DIRECTION. The records below are to be repeated in full, exactly as they are.

RECORD SET.
═══

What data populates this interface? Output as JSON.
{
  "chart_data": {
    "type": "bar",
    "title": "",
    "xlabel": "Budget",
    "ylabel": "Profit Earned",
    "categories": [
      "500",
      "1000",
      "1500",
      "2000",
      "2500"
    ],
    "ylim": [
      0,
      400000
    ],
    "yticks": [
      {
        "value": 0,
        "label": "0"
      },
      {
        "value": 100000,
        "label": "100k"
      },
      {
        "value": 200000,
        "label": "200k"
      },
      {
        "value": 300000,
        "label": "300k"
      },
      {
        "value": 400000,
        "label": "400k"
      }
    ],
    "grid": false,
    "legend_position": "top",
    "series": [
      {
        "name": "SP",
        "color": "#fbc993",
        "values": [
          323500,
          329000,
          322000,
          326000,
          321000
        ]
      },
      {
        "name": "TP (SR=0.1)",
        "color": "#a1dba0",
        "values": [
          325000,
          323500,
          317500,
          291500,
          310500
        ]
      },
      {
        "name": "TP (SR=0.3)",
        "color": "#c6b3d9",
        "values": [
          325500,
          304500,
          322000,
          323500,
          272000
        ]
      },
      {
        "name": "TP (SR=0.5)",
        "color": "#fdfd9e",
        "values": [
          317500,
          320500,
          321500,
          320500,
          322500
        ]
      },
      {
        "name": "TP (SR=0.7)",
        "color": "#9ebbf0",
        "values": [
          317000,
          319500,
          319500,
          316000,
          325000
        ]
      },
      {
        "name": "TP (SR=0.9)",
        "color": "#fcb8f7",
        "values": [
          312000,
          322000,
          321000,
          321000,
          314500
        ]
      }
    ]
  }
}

═══

CORRECT OUTPUT.
What data populates this interface? Output as JSON.
{
  "chart_data": {
    "type": "bar",
    "title": "",
    "xlabel": "Budget",
    "ylabel": "Profit Earned",
    "categories": [
      "500",
      "1000",
      "1500",
      "2000",
      "2500"
    ],
    "ylim": [
      0,
      400000
    ],
    "yticks": [
      {
        "value": 0,
        "label": "0"
      },
      {
        "value": 100000,
        "label": "100k"
      },
      {
        "value": 200000,
        "label": "200k"
      },
      {
        "value": 300000,
        "label": "300k"
      },
      {
        "value": 400000,
        "label": "400k"
      }
    ],
    "grid": false,
    "legend_position": "top",
    "series": [
      {
        "name": "SP",
        "color": "#fbc993",
        "values": [
          323500,
          329000,
          322000,
          326000,
          321000
        ]
      },
      {
        "name": "TP (SR=0.1)",
        "color": "#a1dba0",
        "values": [
          325000,
          323500,
          317500,
          291500,
          310500
        ]
      },
      {
        "name": "TP (SR=0.3)",
        "color": "#c6b3d9",
        "values": [
          325500,
          304500,
          322000,
          323500,
          272000
        ]
      },
      {
        "name": "TP (SR=0.5)",
        "color": "#fdfd9e",
        "values": [
          317500,
          320500,
          321500,
          320500,
          322500
        ]
      },
      {
        "name": "TP (SR=0.7)",
        "color": "#9ebbf0",
        "values": [
          317000,
          319500,
          319500,
          316000,
          325000
        ]
      },
      {
        "name": "TP (SR=0.9)",
        "color": "#fcb8f7",
        "values": [
          312000,
          322000,
          321000,
          321000,
          314500
        ]
      }
    ]
  }
}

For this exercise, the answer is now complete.